What to produce ::
Select, from the material below, each line with "name" in it.

Material for the task ::

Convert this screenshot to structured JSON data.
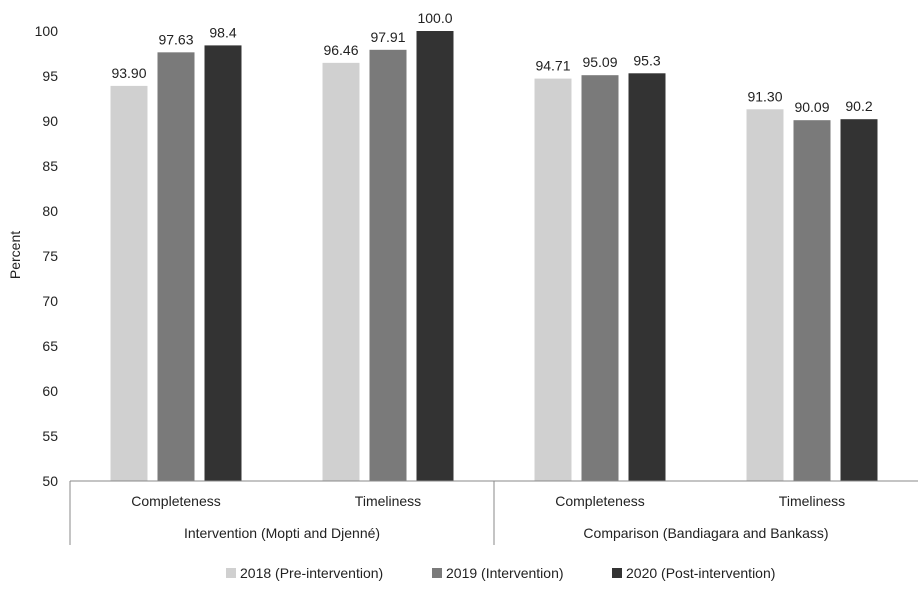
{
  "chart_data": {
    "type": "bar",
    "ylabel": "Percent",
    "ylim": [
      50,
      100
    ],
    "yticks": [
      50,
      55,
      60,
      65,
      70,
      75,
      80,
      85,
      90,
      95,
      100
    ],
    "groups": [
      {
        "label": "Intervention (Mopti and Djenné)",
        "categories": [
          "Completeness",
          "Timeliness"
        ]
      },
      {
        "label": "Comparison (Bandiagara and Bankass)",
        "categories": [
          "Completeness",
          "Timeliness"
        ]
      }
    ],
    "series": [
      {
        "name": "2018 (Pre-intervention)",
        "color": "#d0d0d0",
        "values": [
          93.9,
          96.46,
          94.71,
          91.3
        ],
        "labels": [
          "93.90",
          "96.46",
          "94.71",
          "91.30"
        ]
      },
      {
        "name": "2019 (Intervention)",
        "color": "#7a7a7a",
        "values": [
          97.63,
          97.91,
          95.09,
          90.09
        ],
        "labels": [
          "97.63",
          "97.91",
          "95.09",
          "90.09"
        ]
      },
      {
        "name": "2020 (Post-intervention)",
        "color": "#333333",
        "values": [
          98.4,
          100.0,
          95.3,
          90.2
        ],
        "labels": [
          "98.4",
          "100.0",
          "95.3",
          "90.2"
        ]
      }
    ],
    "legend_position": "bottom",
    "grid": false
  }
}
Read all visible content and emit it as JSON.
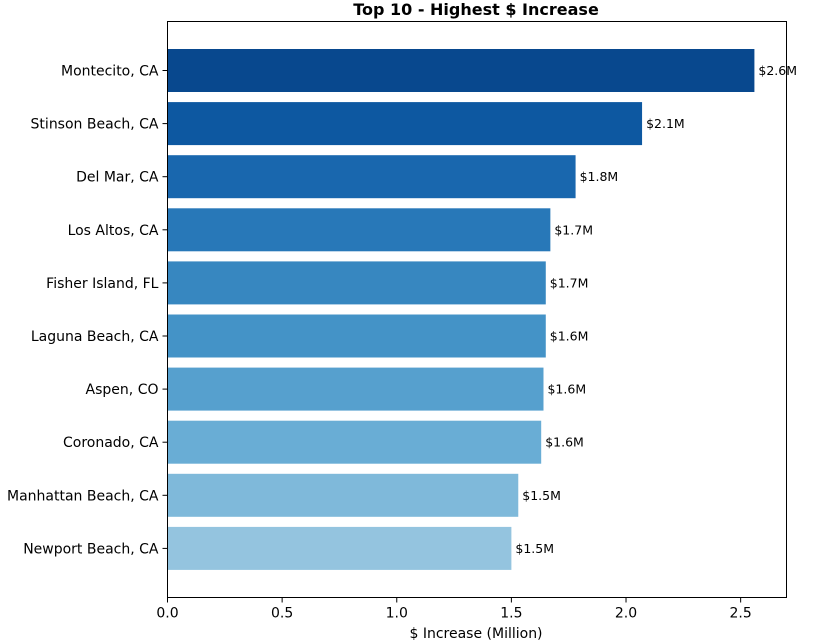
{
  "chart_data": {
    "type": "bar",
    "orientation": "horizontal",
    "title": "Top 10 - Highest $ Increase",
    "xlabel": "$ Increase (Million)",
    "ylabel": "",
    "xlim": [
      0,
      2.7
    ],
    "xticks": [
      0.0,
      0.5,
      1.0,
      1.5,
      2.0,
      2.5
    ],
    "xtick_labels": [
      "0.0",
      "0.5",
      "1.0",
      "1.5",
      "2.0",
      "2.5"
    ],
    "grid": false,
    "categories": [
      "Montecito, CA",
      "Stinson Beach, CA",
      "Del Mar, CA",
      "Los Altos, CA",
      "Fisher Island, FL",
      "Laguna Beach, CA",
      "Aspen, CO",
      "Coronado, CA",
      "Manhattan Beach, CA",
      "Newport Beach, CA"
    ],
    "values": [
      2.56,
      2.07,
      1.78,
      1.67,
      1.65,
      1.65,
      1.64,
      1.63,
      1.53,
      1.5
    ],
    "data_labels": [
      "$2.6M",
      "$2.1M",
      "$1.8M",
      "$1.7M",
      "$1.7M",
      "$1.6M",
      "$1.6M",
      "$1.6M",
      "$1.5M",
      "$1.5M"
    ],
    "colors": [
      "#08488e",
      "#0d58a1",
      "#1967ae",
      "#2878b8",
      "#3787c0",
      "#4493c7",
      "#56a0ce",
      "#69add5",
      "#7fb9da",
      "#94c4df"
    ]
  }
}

Solution ::
        "name": "2018 (Pre-intervention)",
        "name": "2019 (Intervention)",
        "name": "2020 (Post-intervention)",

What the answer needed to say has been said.